-- begin ENTRIES --

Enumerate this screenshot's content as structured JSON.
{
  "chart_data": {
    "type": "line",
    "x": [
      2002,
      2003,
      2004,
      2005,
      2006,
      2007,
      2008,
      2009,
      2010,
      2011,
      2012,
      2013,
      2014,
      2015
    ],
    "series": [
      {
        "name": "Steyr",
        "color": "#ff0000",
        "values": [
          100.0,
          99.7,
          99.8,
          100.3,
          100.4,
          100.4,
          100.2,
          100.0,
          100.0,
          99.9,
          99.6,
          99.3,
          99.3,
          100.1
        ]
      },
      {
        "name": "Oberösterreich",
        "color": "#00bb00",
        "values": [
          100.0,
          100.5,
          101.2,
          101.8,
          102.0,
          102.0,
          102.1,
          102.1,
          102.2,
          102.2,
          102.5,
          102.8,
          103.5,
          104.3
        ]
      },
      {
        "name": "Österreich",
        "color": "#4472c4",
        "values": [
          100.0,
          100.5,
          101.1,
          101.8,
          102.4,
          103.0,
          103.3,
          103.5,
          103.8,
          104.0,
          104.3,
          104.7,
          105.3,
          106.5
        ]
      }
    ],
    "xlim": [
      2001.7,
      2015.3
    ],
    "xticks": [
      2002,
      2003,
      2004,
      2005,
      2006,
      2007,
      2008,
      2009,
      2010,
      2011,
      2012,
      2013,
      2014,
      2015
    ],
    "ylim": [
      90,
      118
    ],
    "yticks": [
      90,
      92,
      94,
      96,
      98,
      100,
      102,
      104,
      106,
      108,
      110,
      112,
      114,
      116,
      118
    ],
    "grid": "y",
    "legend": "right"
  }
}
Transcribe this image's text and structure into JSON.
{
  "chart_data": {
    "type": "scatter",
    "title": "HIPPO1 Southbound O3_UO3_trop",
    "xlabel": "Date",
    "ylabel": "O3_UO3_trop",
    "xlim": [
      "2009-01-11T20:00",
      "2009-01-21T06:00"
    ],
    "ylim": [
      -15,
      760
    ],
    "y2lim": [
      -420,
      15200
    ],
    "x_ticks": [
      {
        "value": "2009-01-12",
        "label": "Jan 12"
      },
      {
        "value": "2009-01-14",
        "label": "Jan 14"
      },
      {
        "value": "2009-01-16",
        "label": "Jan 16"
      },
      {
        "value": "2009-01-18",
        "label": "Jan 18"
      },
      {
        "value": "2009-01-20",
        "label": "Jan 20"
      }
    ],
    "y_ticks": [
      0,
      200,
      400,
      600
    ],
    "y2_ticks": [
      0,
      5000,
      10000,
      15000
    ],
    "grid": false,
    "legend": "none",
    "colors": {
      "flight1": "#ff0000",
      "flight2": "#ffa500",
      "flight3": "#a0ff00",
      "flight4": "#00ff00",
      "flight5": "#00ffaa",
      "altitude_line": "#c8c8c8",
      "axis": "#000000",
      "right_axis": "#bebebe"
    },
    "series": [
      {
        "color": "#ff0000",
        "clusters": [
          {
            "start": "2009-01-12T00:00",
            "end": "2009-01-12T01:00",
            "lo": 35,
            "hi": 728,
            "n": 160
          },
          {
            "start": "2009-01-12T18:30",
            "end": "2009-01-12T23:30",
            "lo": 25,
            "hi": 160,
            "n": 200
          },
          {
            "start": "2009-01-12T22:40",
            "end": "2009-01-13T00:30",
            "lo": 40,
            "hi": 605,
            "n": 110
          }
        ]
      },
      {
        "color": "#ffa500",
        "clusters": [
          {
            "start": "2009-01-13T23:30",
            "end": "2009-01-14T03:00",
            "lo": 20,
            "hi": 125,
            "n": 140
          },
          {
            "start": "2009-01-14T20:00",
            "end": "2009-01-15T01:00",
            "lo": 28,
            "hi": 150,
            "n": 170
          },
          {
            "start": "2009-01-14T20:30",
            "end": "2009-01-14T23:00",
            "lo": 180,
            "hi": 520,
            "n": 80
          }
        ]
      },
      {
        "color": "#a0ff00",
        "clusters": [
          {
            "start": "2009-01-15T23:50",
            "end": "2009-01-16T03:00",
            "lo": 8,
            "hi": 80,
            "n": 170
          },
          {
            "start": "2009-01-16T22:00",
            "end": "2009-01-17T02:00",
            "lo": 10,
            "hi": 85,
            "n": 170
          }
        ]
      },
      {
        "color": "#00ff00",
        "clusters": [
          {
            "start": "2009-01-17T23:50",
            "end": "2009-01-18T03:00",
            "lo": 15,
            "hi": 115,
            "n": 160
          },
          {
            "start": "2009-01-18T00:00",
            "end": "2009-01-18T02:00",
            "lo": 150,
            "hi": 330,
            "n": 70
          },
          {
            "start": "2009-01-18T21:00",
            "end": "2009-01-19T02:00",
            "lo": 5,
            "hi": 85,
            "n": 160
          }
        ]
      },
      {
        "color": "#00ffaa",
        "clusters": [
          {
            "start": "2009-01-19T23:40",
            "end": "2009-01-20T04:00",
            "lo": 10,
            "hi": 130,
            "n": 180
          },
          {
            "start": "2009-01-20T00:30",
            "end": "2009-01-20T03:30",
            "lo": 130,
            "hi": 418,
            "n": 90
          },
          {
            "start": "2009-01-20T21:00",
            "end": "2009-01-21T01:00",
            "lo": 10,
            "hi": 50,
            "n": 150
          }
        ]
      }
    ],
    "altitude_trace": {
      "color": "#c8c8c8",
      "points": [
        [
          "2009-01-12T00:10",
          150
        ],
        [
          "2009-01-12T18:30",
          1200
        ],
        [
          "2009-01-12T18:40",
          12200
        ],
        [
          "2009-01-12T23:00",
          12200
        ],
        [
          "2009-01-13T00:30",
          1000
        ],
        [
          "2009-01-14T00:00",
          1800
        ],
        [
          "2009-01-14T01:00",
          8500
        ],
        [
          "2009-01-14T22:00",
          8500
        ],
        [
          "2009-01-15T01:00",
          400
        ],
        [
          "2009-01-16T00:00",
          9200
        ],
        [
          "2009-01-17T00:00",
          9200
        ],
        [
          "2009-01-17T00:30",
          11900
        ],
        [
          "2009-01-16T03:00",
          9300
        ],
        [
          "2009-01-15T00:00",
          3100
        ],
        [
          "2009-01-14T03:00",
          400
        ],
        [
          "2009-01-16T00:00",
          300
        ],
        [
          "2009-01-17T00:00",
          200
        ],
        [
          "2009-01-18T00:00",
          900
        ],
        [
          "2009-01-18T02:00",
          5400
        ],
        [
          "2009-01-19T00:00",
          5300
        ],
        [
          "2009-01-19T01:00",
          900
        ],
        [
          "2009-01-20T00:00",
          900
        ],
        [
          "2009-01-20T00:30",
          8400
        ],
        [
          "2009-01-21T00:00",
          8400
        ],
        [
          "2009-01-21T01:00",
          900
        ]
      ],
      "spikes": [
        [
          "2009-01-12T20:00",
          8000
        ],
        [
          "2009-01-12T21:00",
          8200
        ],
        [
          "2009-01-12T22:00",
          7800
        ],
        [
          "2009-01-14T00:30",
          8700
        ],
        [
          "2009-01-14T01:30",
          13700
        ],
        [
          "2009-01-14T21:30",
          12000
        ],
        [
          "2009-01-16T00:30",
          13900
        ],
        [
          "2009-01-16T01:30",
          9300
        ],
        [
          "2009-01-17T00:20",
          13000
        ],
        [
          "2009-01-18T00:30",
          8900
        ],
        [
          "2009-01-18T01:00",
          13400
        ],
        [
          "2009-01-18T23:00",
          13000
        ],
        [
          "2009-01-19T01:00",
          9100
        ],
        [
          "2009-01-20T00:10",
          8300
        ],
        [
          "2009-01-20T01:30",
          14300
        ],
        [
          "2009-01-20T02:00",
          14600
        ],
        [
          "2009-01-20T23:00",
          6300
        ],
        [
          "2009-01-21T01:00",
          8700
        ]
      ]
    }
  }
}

-- end ENTRIES --

Return all of the entries exactly as written.

* **FINISHED ANSWER**:
Enumerate this screenshot's content as structured JSON.
{
  "chart_data": {
    "type": "line",
    "x": [
      2002,
      2003,
      2004,
      2005,
      2006,
      2007,
      2008,
      2009,
      2010,
      2011,
      2012,
      2013,
      2014,
      2015
    ],
    "series": [
      {
        "name": "Steyr",
        "color": "#ff0000",
        "values": [
          100.0,
          99.7,
          99.8,
          100.3,
          100.4,
          100.4,
          100.2,
          100.0,
          100.0,
          99.9,
          99.6,
          99.3,
          99.3,
          100.1
        ]
      },
      {
        "name": "Oberösterreich",
        "color": "#00bb00",
        "values": [
          100.0,
          100.5,
          101.2,
          101.8,
          102.0,
          102.0,
          102.1,
          102.1,
          102.2,
          102.2,
          102.5,
          102.8,
          103.5,
          104.3
        ]
      },
      {
        "name": "Österreich",
        "color": "#4472c4",
        "values": [
          100.0,
          100.5,
          101.1,
          101.8,
          102.4,
          103.0,
          103.3,
          103.5,
          103.8,
          104.0,
          104.3,
          104.7,
          105.3,
          106.5
        ]
      }
    ],
    "xlim": [
      2001.7,
      2015.3
    ],
    "xticks": [
      2002,
      2003,
      2004,
      2005,
      2006,
      2007,
      2008,
      2009,
      2010,
      2011,
      2012,
      2013,
      2014,
      2015
    ],
    "ylim": [
      90,
      118
    ],
    "yticks": [
      90,
      92,
      94,
      96,
      98,
      100,
      102,
      104,
      106,
      108,
      110,
      112,
      114,
      116,
      118
    ],
    "grid": "y",
    "legend": "right"
  }
}
Transcribe this image's text and structure into JSON.
{
  "chart_data": {
    "type": "scatter",
    "title": "HIPPO1 Southbound O3_UO3_trop",
    "xlabel": "Date",
    "ylabel": "O3_UO3_trop",
    "xlim": [
      "2009-01-11T20:00",
      "2009-01-21T06:00"
    ],
    "ylim": [
      -15,
      760
    ],
    "y2lim": [
      -420,
      15200
    ],
    "x_ticks": [
      {
        "value": "2009-01-12",
        "label": "Jan 12"
      },
      {
        "value": "2009-01-14",
        "label": "Jan 14"
      },
      {
        "value": "2009-01-16",
        "label": "Jan 16"
      },
      {
        "value": "2009-01-18",
        "label": "Jan 18"
      },
      {
        "value": "2009-01-20",
        "label": "Jan 20"
      }
    ],
    "y_ticks": [
      0,
      200,
      400,
      600
    ],
    "y2_ticks": [
      0,
      5000,
      10000,
      15000
    ],
    "grid": false,
    "legend": "none",
    "colors": {
      "flight1": "#ff0000",
      "flight2": "#ffa500",
      "flight3": "#a0ff00",
      "flight4": "#00ff00",
      "flight5": "#00ffaa",
      "altitude_line": "#c8c8c8",
      "axis": "#000000",
      "right_axis": "#bebebe"
    },
    "series": [
      {
        "color": "#ff0000",
        "clusters": [
          {
            "start": "2009-01-12T00:00",
            "end": "2009-01-12T01:00",
            "lo": 35,
            "hi": 728,
            "n": 160
          },
          {
            "start": "2009-01-12T18:30",
            "end": "2009-01-12T23:30",
            "lo": 25,
            "hi": 160,
            "n": 200
          },
          {
            "start": "2009-01-12T22:40",
            "end": "2009-01-13T00:30",
            "lo": 40,
            "hi": 605,
            "n": 110
          }
        ]
      },
      {
        "color": "#ffa500",
        "clusters": [
          {
            "start": "2009-01-13T23:30",
            "end": "2009-01-14T03:00",
            "lo": 20,
            "hi": 125,
            "n": 140
          },
          {
            "start": "2009-01-14T20:00",
            "end": "2009-01-15T01:00",
            "lo": 28,
            "hi": 150,
            "n": 170
          },
          {
            "start": "2009-01-14T20:30",
            "end": "2009-01-14T23:00",
            "lo": 180,
            "hi": 520,
            "n": 80
          }
        ]
      },
      {
        "color": "#a0ff00",
        "clusters": [
          {
            "start": "2009-01-15T23:50",
            "end": "2009-01-16T03:00",
            "lo": 8,
            "hi": 80,
            "n": 170
          },
          {
            "start": "2009-01-16T22:00",
            "end": "2009-01-17T02:00",
            "lo": 10,
            "hi": 85,
            "n": 170
          }
        ]
      },
      {
        "color": "#00ff00",
        "clusters": [
          {
            "start": "2009-01-17T23:50",
            "end": "2009-01-18T03:00",
            "lo": 15,
            "hi": 115,
            "n": 160
          },
          {
            "start": "2009-01-18T00:00",
            "end": "2009-01-18T02:00",
            "lo": 150,
            "hi": 330,
            "n": 70
          },
          {
            "start": "2009-01-18T21:00",
            "end": "2009-01-19T02:00",
            "lo": 5,
            "hi": 85,
            "n": 160
          }
        ]
      },
      {
        "color": "#00ffaa",
        "clusters": [
          {
            "start": "2009-01-19T23:40",
            "end": "2009-01-20T04:00",
            "lo": 10,
            "hi": 130,
            "n": 180
          },
          {
            "start": "2009-01-20T00:30",
            "end": "2009-01-20T03:30",
            "lo": 130,
            "hi": 418,
            "n": 90
          },
          {
            "start": "2009-01-20T21:00",
            "end": "2009-01-21T01:00",
            "lo": 10,
            "hi": 50,
            "n": 150
          }
        ]
      }
    ],
    "altitude_trace": {
      "color": "#c8c8c8",
      "points": [
        [
          "2009-01-12T00:10",
          150
        ],
        [
          "2009-01-12T18:30",
          1200
        ],
        [
          "2009-01-12T18:40",
          12200
        ],
        [
          "2009-01-12T23:00",
          12200
        ],
        [
          "2009-01-13T00:30",
          1000
        ],
        [
          "2009-01-14T00:00",
          1800
        ],
        [
          "2009-01-14T01:00",
          8500
        ],
        [
          "2009-01-14T22:00",
          8500
        ],
        [
          "2009-01-15T01:00",
          400
        ],
        [
          "2009-01-16T00:00",
          9200
        ],
        [
          "2009-01-17T00:00",
          9200
        ],
        [
          "2009-01-17T00:30",
          11900
        ],
        [
          "2009-01-16T03:00",
          9300
        ],
        [
          "2009-01-15T00:00",
          3100
        ],
        [
          "2009-01-14T03:00",
          400
        ],
        [
          "2009-01-16T00:00",
          300
        ],
        [
          "2009-01-17T00:00",
          200
        ],
        [
          "2009-01-18T00:00",
          900
        ],
        [
          "2009-01-18T02:00",
          5400
        ],
        [
          "2009-01-19T00:00",
          5300
        ],
        [
          "2009-01-19T01:00",
          900
        ],
        [
          "2009-01-20T00:00",
          900
        ],
        [
          "2009-01-20T00:30",
          8400
        ],
        [
          "2009-01-21T00:00",
          8400
        ],
        [
          "2009-01-21T01:00",
          900
        ]
      ],
      "spikes": [
        [
          "2009-01-12T20:00",
          8000
        ],
        [
          "2009-01-12T21:00",
          8200
        ],
        [
          "2009-01-12T22:00",
          7800
        ],
        [
          "2009-01-14T00:30",
          8700
        ],
        [
          "2009-01-14T01:30",
          13700
        ],
        [
          "2009-01-14T21:30",
          12000
        ],
        [
          "2009-01-16T00:30",
          13900
        ],
        [
          "2009-01-16T01:30",
          9300
        ],
        [
          "2009-01-17T00:20",
          13000
        ],
        [
          "2009-01-18T00:30",
          8900
        ],
        [
          "2009-01-18T01:00",
          13400
        ],
        [
          "2009-01-18T23:00",
          13000
        ],
        [
          "2009-01-19T01:00",
          9100
        ],
        [
          "2009-01-20T00:10",
          8300
        ],
        [
          "2009-01-20T01:30",
          14300
        ],
        [
          "2009-01-20T02:00",
          14600
        ],
        [
          "2009-01-20T23:00",
          6300
        ],
        [
          "2009-01-21T01:00",
          8700
        ]
      ]
    }
  }
}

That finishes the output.